### DOCUMENT
>> Begin
Honda reinvigorates Civic name with stunning new model
Yes, yes yes, oh YES: fabulous quality, fully loaded with tech, honda is back
Oh dear me no: rear seaters can’t get feet under front seats, no inner grab handle to close boot
Wow, what a peach.
Honda pulled out all the stops to present their new Civic to the press pack in exactly the right light. The usual suspects gathered to talk cars in the gracious border town of Albury. The place is choc-full of stately homes, tumbled down barns, and beautiful sweeping roads through postcard-pretty countryside.
The drive was punctuated by presentations. One such presentation saw a Civic hoisted above our heads to showcase the uber-slippery undercarriage.
Honda acknowledges the brand had fallen behind the market in tech and quality. Civic is the latest and most advanced in the push to regain a consideration on a punter’s dance card.
Designed to be slippery and quiet. The sweeps, lines, and bumps are all there for a reason. The front side windows have thicker glass to quieten the turbulence off the side mirrors and the grille is carved to aid flow. The very soft windscreen wipers are shaped to aid airflow at high speed and can be parked upright to help when new blades are required. The top models in the 5 level line-up score a cool LED headlight and all have DTRLs (day time running lights) along with a full LED “Light Pipe” rear end (whatever that means).
The side profile has gone all hatch-meets-fastback, yet is a sedan with a generous boot. The hatch and sedan Civics will share a common look and will now be made in the same place. The previous models were essentially two different cars, made in two different places, designed by two different parts of the company.
The swish-looking Thai factory that is so new that it still has the plastic wrapping on the office chairs and the price tags on the coffee machines. You could eat your dinner off the floors.
Civics’ underside has covers, flaps, and hefty sound shields designed to make the cabin quitter. The bonnet and lower door edges have extra rubber seals to lower wind noise. The wheel arches and rubbers tabs underneath direct airflow around the tyres which present as square blocks in a wind tunnel. Who knew? It means the joints, undercarriage, seals, and glass all work together just as they were designed to. The shopper will notice none of this, but once on the road will remark, “it’s nice and quiet”, and that it exactly as it should be.
The pov model gets steel wheels and hub caps. Really? Steel wheels? Dead posh cars do not have steel wheels. In the bin with them!
From the outside, the differences between trim levels is only obvious for those OCD-inclined car buffs. The headlights are the most prominent with halogens on the bottom models instead of full LED. You have a choice of 8 cool paint colours such as: White Orchid Metallic and Midnight Burgundy Pearlescent. I do love a bit of a pearly treatment that shimmers in the right light.
Suffice to say everything you see is there for a reason in addition to the obsessive need to look pretty.
Rather cheekily, the Japanese car maker benchmarked the new cabin design against the delicious interior of Audi’s A3. It is Stylish, classy and above all, comfortable.
Motoring journos are responsible for the current trend of judging an interior by how soft the plakky bits are, and Civic is stuffed full of it. Much of it looks like a sneaky bit of stitched leather, and other surface treatments mimic engine-turned metals of the 30’s. It has the tactile quality that has definitely been AWOL these last few years.
>> End
### DATA PROVIDED
>> Begin
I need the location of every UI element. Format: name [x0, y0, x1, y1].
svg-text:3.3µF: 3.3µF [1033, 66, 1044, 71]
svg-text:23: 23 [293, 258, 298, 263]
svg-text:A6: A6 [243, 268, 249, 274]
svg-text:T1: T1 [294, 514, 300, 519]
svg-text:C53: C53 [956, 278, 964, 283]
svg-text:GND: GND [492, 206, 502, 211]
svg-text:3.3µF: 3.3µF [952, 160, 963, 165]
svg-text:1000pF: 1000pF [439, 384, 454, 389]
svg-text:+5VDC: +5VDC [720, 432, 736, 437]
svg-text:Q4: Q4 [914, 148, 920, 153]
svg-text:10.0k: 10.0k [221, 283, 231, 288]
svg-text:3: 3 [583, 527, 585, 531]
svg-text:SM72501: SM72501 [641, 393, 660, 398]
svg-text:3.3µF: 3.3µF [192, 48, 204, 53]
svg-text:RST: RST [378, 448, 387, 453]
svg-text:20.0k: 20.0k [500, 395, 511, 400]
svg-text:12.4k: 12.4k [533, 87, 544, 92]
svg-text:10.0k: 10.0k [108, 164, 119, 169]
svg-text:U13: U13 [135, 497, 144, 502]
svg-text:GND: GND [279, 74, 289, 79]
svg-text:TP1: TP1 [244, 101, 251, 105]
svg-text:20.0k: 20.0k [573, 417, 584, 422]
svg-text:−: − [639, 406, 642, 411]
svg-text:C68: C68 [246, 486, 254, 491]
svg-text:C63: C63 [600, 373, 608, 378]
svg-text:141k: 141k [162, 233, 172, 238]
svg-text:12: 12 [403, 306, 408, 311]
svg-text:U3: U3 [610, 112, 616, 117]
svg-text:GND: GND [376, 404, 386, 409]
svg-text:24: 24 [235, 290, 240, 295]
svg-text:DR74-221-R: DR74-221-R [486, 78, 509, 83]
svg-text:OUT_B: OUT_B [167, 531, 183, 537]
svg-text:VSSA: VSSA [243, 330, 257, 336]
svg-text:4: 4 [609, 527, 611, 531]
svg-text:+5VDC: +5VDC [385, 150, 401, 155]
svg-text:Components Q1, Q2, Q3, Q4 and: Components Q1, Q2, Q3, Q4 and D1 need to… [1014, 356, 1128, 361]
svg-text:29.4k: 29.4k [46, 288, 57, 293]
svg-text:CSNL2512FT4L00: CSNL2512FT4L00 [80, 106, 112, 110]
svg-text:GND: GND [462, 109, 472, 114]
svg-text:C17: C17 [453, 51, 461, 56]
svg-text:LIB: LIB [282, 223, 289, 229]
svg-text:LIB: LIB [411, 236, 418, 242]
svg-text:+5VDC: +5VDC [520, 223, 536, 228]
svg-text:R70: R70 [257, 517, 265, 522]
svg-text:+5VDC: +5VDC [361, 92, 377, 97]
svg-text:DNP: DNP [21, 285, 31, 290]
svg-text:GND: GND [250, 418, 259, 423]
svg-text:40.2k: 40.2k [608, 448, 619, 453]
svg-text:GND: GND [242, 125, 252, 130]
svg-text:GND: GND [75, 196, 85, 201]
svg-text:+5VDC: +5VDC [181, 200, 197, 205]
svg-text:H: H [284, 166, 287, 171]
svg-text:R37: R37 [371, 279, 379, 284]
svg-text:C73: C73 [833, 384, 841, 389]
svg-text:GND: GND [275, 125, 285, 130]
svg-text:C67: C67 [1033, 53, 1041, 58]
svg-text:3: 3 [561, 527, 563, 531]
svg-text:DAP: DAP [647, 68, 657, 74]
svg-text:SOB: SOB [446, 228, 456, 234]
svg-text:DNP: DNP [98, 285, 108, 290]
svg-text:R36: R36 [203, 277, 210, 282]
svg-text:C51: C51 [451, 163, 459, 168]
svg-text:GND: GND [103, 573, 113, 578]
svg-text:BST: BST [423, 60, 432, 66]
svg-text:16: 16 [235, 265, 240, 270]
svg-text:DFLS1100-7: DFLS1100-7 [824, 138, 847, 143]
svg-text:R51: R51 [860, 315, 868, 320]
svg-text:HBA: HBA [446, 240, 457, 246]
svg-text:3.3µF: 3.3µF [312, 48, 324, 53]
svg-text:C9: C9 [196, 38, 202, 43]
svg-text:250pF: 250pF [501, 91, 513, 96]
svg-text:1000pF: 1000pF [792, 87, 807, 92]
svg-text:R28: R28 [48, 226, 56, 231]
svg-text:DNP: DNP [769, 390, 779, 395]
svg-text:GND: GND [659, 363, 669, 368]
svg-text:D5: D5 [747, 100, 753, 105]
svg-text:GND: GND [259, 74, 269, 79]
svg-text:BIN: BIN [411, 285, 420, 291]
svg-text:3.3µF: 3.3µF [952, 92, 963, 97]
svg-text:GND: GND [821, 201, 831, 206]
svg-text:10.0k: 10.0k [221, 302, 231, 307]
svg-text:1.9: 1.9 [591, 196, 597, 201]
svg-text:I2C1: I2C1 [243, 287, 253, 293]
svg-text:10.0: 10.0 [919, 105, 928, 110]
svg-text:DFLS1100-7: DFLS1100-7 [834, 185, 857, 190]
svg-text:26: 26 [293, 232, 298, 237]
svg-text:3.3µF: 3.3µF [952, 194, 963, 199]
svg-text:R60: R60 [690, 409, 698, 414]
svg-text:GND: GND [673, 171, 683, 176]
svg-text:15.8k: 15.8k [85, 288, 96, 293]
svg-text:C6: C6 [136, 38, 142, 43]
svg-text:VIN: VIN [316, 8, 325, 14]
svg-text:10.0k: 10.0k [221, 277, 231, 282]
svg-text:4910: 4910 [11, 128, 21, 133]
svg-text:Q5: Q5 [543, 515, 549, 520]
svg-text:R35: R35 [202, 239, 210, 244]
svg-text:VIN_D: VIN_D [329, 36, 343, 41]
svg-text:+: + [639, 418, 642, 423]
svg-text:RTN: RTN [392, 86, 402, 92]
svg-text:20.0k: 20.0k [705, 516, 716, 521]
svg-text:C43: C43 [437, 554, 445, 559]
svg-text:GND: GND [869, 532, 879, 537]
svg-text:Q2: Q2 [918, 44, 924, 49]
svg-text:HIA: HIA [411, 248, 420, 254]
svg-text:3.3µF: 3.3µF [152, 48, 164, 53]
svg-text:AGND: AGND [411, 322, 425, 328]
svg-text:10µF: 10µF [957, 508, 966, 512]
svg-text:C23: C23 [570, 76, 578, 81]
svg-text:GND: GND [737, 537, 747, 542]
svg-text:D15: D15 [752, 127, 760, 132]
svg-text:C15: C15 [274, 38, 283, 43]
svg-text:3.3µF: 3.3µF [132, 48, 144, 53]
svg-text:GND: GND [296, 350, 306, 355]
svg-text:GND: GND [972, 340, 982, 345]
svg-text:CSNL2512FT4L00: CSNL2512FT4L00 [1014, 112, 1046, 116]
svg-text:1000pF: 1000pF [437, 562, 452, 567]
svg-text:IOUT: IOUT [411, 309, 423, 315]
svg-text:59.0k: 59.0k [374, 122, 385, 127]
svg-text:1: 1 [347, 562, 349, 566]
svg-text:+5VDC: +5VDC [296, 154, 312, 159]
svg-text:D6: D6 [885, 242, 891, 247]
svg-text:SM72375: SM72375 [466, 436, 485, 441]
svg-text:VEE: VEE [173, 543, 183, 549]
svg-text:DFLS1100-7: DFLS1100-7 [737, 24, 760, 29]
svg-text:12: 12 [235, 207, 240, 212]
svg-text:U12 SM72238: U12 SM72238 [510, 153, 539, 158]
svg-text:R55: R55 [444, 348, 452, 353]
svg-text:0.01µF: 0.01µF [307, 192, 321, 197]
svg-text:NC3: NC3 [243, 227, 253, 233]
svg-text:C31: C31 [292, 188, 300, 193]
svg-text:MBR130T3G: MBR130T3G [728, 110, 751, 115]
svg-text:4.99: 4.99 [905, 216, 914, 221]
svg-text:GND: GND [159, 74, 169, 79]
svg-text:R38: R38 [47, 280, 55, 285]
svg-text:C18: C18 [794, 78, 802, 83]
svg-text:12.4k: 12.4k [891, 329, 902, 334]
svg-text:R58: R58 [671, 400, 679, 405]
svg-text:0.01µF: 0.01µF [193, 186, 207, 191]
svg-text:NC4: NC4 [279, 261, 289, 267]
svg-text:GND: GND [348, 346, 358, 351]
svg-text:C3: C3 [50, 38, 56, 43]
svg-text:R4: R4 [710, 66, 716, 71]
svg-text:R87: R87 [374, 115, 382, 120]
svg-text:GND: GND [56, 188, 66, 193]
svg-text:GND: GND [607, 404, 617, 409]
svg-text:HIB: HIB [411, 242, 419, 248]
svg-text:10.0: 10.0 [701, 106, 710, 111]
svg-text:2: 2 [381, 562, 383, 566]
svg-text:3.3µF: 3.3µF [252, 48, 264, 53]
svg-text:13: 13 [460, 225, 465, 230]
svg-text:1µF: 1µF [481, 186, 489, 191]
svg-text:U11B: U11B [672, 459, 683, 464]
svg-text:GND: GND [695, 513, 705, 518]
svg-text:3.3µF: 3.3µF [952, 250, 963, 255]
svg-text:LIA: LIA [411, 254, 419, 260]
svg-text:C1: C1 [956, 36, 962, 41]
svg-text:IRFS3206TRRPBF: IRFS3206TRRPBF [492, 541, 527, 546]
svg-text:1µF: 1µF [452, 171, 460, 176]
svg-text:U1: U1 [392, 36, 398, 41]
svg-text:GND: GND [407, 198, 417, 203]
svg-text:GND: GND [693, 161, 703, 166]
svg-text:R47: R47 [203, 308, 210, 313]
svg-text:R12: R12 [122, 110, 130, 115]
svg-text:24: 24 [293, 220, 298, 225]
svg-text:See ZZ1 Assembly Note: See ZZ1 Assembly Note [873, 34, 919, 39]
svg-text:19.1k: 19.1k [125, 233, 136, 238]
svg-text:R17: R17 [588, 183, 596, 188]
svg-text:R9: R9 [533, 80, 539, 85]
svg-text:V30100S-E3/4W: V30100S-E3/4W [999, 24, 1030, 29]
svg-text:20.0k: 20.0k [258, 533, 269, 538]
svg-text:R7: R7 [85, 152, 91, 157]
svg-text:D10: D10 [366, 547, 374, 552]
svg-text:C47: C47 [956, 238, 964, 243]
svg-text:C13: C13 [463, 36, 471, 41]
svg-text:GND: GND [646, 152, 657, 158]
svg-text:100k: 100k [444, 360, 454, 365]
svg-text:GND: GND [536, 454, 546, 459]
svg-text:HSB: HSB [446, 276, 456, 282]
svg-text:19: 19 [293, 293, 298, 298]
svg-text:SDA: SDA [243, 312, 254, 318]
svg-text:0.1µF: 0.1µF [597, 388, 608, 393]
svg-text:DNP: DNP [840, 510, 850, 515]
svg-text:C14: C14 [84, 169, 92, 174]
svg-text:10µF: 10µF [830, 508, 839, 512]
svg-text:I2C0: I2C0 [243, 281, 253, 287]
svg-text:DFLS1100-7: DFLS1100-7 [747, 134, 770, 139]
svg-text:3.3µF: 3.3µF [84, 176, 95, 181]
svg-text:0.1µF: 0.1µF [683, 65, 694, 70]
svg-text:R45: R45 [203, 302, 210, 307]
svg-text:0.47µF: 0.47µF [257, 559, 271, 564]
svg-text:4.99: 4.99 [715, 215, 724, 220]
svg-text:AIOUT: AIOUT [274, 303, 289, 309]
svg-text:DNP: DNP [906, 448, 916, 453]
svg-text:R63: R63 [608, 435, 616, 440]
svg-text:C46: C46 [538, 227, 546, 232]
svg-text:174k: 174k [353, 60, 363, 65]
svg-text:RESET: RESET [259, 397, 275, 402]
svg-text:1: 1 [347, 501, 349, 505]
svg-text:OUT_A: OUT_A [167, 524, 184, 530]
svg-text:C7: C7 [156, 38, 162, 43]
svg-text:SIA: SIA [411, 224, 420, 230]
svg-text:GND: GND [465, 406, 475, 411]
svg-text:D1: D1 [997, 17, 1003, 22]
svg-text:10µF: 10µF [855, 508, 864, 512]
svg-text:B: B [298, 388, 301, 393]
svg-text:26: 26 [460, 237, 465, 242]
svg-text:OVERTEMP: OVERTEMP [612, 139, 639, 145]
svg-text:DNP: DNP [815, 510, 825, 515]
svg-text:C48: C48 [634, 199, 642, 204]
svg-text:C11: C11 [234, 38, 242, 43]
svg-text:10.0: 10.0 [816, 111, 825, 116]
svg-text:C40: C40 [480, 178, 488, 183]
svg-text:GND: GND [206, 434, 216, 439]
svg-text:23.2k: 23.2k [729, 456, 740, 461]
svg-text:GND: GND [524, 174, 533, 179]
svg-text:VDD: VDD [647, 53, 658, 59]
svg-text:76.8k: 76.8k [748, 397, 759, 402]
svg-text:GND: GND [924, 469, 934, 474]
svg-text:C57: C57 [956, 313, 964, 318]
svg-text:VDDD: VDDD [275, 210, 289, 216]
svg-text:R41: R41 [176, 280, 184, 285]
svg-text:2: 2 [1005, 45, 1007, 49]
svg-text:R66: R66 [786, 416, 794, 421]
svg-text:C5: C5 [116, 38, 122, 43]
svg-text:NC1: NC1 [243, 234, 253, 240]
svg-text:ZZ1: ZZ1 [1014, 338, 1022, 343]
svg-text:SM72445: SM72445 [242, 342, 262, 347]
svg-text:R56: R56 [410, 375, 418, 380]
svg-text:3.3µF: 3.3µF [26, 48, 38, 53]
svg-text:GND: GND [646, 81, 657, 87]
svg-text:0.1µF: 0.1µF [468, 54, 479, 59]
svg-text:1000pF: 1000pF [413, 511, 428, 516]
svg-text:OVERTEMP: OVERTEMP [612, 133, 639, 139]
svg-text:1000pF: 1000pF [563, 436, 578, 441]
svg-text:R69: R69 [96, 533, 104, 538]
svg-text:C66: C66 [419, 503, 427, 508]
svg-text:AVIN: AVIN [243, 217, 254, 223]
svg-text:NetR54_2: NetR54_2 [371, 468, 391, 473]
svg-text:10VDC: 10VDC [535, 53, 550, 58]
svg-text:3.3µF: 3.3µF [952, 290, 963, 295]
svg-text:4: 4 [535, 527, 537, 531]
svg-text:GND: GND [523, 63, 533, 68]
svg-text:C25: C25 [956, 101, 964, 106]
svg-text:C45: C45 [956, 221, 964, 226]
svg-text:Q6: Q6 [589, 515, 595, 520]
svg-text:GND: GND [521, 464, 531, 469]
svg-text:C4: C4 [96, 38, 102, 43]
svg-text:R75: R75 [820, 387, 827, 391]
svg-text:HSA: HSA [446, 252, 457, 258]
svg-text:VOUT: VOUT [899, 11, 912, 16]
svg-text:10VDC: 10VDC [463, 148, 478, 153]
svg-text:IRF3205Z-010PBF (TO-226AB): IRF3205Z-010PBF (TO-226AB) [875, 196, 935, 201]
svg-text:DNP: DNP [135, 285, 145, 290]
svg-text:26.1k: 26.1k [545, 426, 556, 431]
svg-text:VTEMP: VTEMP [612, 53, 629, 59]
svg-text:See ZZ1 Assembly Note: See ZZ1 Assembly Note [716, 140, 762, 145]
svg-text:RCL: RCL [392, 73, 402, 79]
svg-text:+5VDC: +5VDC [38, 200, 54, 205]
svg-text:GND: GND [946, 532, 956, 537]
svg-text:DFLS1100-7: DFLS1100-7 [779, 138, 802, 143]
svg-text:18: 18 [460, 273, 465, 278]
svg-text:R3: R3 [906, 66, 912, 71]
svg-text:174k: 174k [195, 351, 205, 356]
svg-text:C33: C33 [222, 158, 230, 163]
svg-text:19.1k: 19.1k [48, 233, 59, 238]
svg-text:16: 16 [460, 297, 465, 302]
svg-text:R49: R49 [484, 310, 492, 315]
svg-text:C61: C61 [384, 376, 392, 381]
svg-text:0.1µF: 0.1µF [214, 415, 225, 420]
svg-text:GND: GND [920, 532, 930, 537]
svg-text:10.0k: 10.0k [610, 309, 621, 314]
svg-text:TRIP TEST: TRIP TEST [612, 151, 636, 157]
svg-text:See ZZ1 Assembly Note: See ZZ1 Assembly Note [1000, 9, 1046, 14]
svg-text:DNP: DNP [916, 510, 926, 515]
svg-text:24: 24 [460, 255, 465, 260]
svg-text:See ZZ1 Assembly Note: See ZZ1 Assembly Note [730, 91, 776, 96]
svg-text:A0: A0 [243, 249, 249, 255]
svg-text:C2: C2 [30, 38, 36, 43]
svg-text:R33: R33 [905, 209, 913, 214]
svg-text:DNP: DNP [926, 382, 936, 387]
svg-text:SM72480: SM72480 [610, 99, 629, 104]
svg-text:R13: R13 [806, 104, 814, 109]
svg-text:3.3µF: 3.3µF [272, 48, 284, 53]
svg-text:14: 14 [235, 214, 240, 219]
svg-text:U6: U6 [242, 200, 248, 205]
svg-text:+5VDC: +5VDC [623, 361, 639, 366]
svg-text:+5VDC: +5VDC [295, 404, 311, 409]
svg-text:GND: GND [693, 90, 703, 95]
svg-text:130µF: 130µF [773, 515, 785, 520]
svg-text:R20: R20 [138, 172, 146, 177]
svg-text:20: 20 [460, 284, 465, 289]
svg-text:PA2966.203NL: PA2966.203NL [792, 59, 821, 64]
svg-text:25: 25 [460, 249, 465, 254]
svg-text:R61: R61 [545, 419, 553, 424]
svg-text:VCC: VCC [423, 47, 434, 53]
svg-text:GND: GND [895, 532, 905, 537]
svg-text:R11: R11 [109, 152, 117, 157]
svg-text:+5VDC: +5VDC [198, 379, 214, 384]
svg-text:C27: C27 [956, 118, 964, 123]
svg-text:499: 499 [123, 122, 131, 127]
>> End
### REQUIREMENT
Transcribe, word for word, the part of the Honda Civic review above that opens with the words containing "Rather cheekily, the" and closes with "last few years.".

### ANSWER TO THE PROBLEM
Rather cheekily, the Japanese car maker benchmarked the new cabin design against the delicious interior of Audi’s A3. It is Stylish, classy and above all, comfortable.
Motoring journos are responsible for the current trend of judging an interior by how soft the plakky bits are, and Civic is stuffed full of it. Much of it looks like a sneaky bit of stitched leather, and other surface treatments mimic engine-turned metals of the 30’s. It has the tactile quality that has definitely been AWOL these last few years.